Task → For every line in the data below that contains "Кагановича", copy the line.

**********

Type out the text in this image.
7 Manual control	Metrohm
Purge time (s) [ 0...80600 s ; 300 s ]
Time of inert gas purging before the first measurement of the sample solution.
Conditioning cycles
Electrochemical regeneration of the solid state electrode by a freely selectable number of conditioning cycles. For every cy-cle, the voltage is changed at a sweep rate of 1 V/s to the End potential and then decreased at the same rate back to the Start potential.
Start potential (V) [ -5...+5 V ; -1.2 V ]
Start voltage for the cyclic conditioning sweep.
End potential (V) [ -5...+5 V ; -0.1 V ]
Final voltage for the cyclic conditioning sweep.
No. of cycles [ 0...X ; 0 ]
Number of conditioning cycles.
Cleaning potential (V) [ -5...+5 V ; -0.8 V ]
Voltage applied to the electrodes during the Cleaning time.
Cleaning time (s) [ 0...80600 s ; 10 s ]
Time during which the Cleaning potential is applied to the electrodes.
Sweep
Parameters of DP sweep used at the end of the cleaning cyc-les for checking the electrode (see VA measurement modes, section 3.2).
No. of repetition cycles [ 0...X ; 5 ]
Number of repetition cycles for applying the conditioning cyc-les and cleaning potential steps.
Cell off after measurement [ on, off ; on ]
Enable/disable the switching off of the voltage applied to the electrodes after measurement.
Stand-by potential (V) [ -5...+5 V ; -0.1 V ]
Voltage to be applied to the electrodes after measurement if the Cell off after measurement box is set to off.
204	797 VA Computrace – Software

**********

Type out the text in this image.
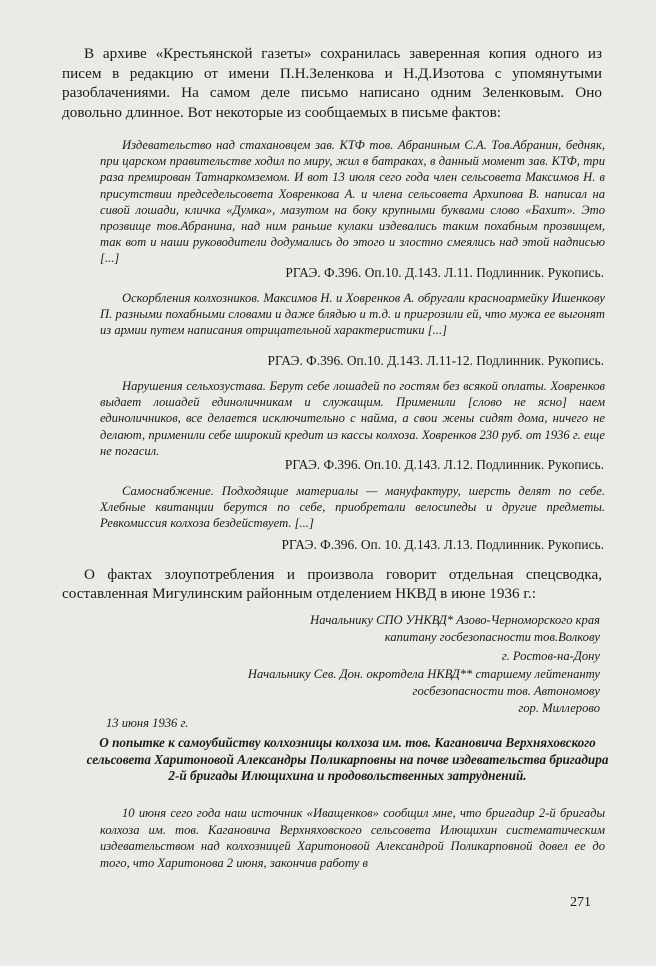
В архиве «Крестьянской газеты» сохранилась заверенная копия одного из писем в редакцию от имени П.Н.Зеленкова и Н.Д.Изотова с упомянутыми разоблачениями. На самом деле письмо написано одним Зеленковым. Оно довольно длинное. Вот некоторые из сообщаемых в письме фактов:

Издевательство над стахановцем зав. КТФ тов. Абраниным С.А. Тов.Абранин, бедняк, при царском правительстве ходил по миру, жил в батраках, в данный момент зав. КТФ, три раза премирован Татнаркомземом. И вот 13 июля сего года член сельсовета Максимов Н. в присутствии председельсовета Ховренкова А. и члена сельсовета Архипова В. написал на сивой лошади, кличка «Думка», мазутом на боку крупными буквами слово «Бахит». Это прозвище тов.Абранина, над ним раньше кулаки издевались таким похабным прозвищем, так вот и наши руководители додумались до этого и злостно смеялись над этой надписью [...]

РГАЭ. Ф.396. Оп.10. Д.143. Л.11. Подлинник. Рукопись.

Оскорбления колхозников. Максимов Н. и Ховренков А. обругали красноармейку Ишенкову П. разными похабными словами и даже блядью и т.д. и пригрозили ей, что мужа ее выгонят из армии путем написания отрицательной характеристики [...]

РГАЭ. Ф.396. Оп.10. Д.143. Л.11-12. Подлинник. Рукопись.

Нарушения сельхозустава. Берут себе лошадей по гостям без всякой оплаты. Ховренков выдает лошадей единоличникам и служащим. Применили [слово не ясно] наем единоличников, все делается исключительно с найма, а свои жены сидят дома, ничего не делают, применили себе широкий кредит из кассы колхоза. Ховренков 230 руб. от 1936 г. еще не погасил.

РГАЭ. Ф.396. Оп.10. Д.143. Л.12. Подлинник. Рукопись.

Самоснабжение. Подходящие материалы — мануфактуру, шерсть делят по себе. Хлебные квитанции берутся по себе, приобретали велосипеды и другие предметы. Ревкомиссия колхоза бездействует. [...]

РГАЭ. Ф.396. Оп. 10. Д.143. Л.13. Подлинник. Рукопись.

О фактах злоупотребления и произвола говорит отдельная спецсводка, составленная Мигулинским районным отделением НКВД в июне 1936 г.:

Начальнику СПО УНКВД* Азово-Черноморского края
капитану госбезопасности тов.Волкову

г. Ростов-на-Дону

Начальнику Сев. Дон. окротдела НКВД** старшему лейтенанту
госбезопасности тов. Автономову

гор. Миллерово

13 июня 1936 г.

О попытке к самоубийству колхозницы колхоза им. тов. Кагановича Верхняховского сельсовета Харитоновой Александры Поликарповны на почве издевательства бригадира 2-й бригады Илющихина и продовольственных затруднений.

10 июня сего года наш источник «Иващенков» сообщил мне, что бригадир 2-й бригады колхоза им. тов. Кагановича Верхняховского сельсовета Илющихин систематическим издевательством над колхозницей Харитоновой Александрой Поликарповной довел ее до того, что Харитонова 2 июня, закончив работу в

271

**********

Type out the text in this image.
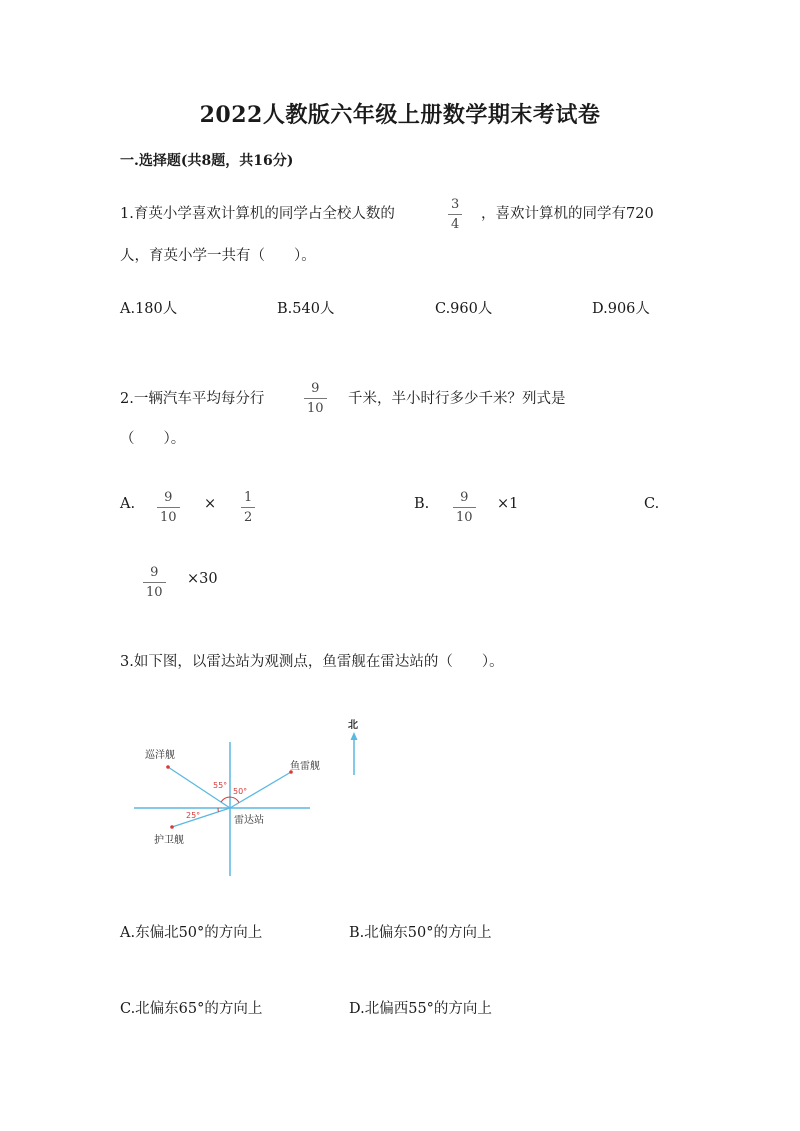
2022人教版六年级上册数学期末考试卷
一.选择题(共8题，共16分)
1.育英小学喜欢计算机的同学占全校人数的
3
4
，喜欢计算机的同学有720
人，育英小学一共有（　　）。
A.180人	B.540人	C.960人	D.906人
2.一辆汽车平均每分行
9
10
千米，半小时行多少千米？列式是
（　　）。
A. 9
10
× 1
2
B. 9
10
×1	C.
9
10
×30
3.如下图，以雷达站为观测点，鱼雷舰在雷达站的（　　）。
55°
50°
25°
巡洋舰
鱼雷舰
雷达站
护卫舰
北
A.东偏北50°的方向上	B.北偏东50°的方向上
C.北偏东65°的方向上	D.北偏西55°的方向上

**********

Solution to this problem →
О попытке к самоубийству колхозницы колхоза им. тов. Кагановича Верхняховского сельсовета Харитоновой Александры Поликарповны на почве издевательства бригадира 2-й бригады Илющихина и продовольственных затруднений.
10 июня сего года наш источник «Иващенков» сообщил мне, что бригадир 2-й бригады колхоза им. тов. Кагановича Верхняховского сельсовета Илющихин систематическим издевательством над колхозницей Харитоновой Александрой Поликарповной довел ее до того, что Харитонова 2 июня, закончив работу в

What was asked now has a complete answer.